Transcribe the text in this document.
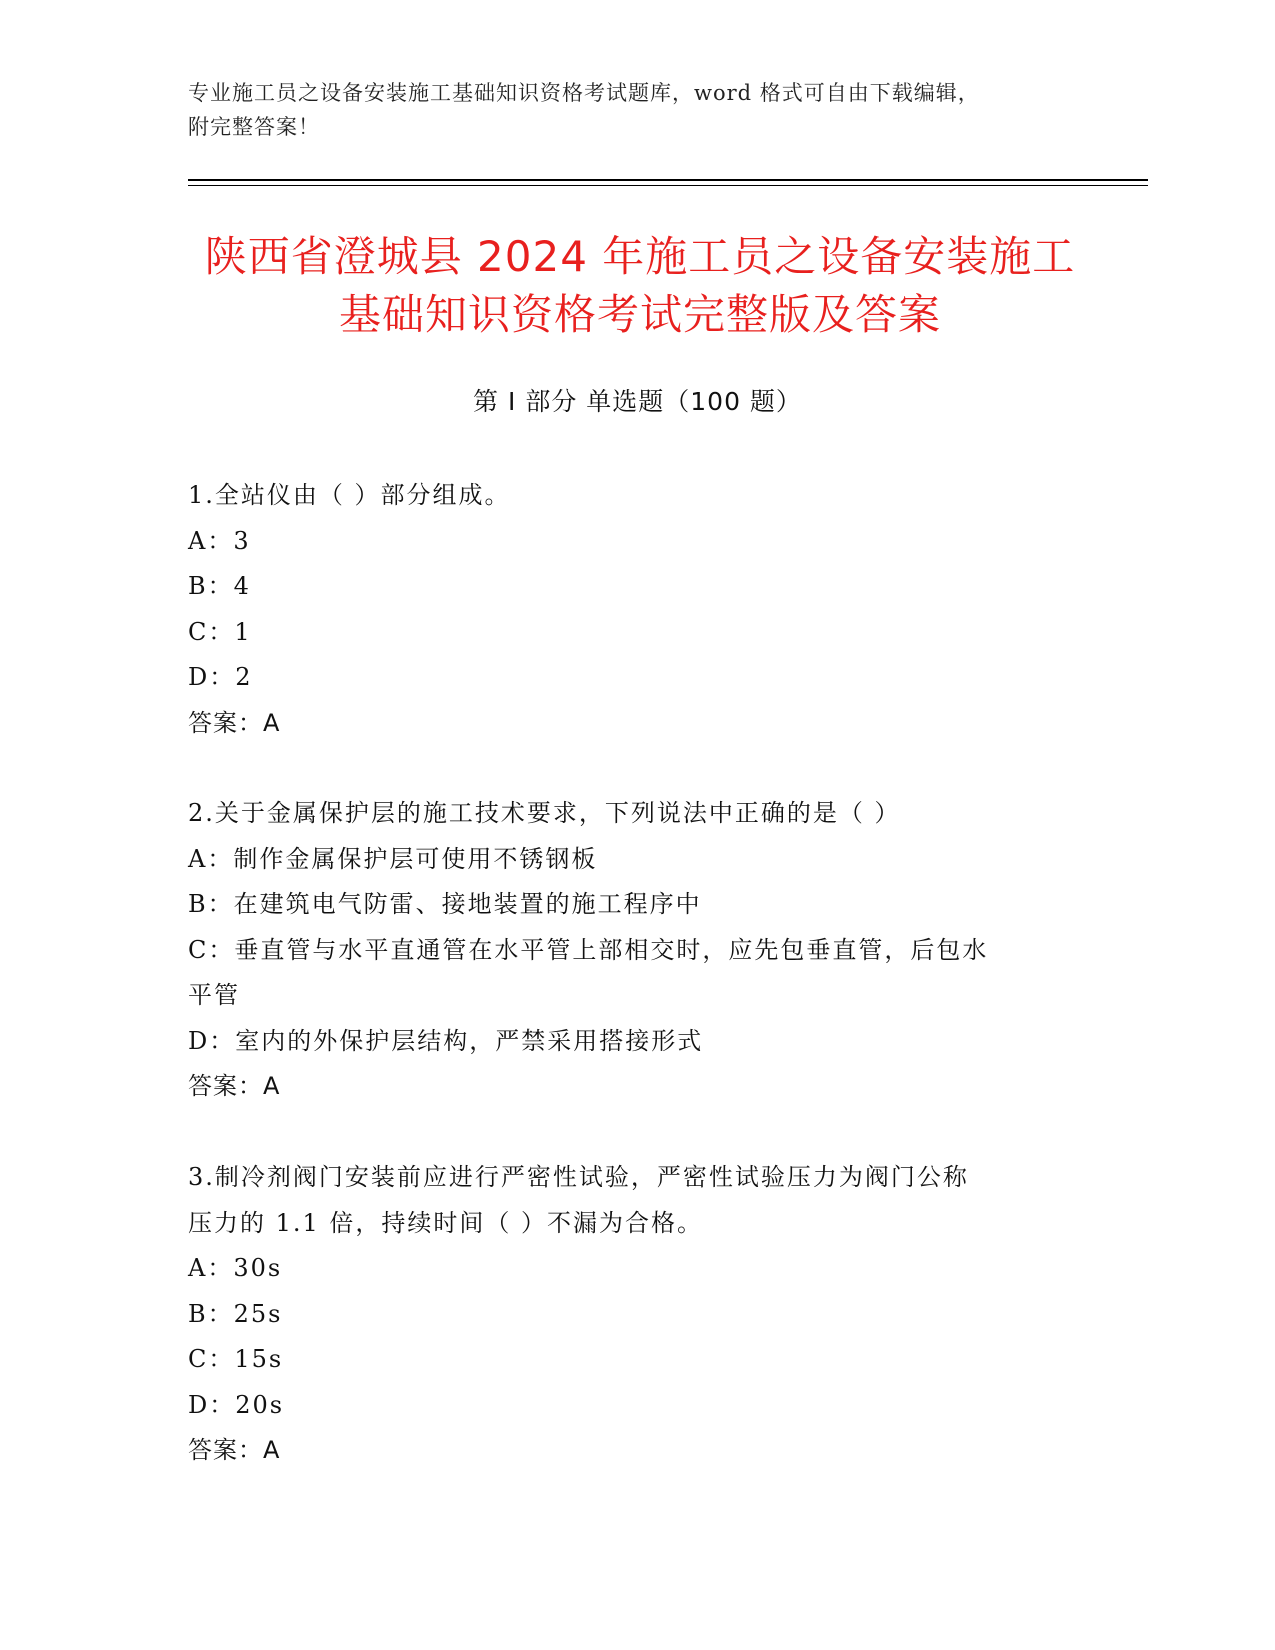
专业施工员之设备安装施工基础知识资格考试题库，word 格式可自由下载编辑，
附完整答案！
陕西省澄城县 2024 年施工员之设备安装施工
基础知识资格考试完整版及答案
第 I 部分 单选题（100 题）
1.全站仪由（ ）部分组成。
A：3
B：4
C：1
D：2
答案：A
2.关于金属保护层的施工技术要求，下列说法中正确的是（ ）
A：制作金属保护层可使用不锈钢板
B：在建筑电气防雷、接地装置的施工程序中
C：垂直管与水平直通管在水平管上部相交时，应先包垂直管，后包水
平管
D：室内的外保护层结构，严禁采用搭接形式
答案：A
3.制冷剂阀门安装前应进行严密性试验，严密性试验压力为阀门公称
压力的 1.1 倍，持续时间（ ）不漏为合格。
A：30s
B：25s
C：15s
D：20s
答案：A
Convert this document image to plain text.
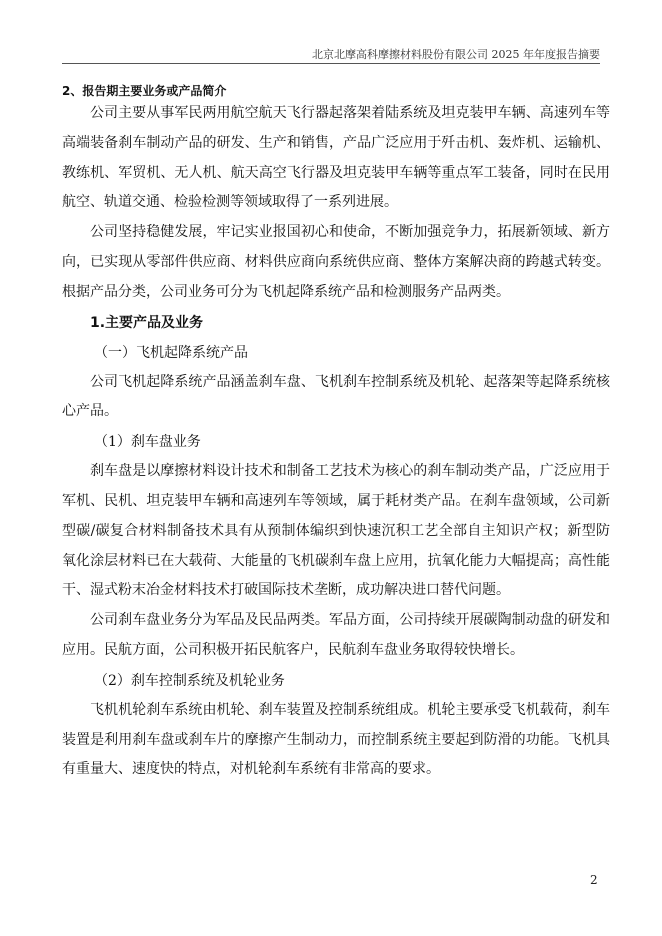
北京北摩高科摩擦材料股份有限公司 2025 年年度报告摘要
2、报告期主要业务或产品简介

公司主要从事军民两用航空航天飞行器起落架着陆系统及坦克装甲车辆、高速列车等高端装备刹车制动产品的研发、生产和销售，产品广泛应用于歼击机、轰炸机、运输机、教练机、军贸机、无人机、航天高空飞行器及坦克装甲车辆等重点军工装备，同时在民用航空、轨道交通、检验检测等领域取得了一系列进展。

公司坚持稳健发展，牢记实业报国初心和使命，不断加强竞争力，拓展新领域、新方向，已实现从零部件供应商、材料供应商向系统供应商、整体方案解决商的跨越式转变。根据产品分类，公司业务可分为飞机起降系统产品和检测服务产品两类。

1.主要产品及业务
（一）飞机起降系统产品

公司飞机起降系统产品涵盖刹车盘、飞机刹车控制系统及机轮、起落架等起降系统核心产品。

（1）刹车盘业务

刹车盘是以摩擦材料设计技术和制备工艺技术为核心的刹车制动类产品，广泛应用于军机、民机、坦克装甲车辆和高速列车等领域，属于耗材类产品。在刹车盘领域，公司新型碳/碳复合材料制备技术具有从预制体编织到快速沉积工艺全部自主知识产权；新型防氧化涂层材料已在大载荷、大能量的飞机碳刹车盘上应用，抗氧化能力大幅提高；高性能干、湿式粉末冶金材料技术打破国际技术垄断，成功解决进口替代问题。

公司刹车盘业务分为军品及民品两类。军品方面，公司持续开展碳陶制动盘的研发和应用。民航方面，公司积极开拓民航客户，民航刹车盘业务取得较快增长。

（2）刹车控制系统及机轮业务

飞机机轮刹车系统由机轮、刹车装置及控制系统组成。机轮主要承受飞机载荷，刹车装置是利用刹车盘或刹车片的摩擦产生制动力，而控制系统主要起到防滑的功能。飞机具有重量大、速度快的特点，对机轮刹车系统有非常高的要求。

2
—————
■ SHORT EXERCISE
Give every record back exactly as it reads, with no images.

■ WRITTEN SOLUTION
Transcribe the text in this document.
专业施工员之设备安装施工基础知识资格考试题库，word 格式可自由下载编辑，
附完整答案！
陕西省澄城县 2024 年施工员之设备安装施工
基础知识资格考试完整版及答案
第 I 部分 单选题（100 题）
1.全站仪由（ ）部分组成。
A：3
B：4
C：1
D：2
答案：A
2.关于金属保护层的施工技术要求，下列说法中正确的是（ ）
A：制作金属保护层可使用不锈钢板
B：在建筑电气防雷、接地装置的施工程序中
C：垂直管与水平直通管在水平管上部相交时，应先包垂直管，后包水
平管
D：室内的外保护层结构，严禁采用搭接形式
答案：A
3.制冷剂阀门安装前应进行严密性试验，严密性试验压力为阀门公称
压力的 1.1 倍，持续时间（ ）不漏为合格。
A：30s
B：25s
C：15s
D：20s
答案：A
Convert this document image to plain text.
北京北摩高科摩擦材料股份有限公司 2025 年年度报告摘要
2、报告期主要业务或产品简介

公司主要从事军民两用航空航天飞行器起落架着陆系统及坦克装甲车辆、高速列车等高端装备刹车制动产品的研发、生产和销售，产品广泛应用于歼击机、轰炸机、运输机、教练机、军贸机、无人机、航天高空飞行器及坦克装甲车辆等重点军工装备，同时在民用航空、轨道交通、检验检测等领域取得了一系列进展。

公司坚持稳健发展，牢记实业报国初心和使命，不断加强竞争力，拓展新领域、新方向，已实现从零部件供应商、材料供应商向系统供应商、整体方案解决商的跨越式转变。根据产品分类，公司业务可分为飞机起降系统产品和检测服务产品两类。

1.主要产品及业务
（一）飞机起降系统产品

公司飞机起降系统产品涵盖刹车盘、飞机刹车控制系统及机轮、起落架等起降系统核心产品。

（1）刹车盘业务

刹车盘是以摩擦材料设计技术和制备工艺技术为核心的刹车制动类产品，广泛应用于军机、民机、坦克装甲车辆和高速列车等领域，属于耗材类产品。在刹车盘领域，公司新型碳/碳复合材料制备技术具有从预制体编织到快速沉积工艺全部自主知识产权；新型防氧化涂层材料已在大载荷、大能量的飞机碳刹车盘上应用，抗氧化能力大幅提高；高性能干、湿式粉末冶金材料技术打破国际技术垄断，成功解决进口替代问题。

公司刹车盘业务分为军品及民品两类。军品方面，公司持续开展碳陶制动盘的研发和应用。民航方面，公司积极开拓民航客户，民航刹车盘业务取得较快增长。

（2）刹车控制系统及机轮业务

飞机机轮刹车系统由机轮、刹车装置及控制系统组成。机轮主要承受飞机载荷，刹车装置是利用刹车盘或刹车片的摩擦产生制动力，而控制系统主要起到防滑的功能。飞机具有重量大、速度快的特点，对机轮刹车系统有非常高的要求。

2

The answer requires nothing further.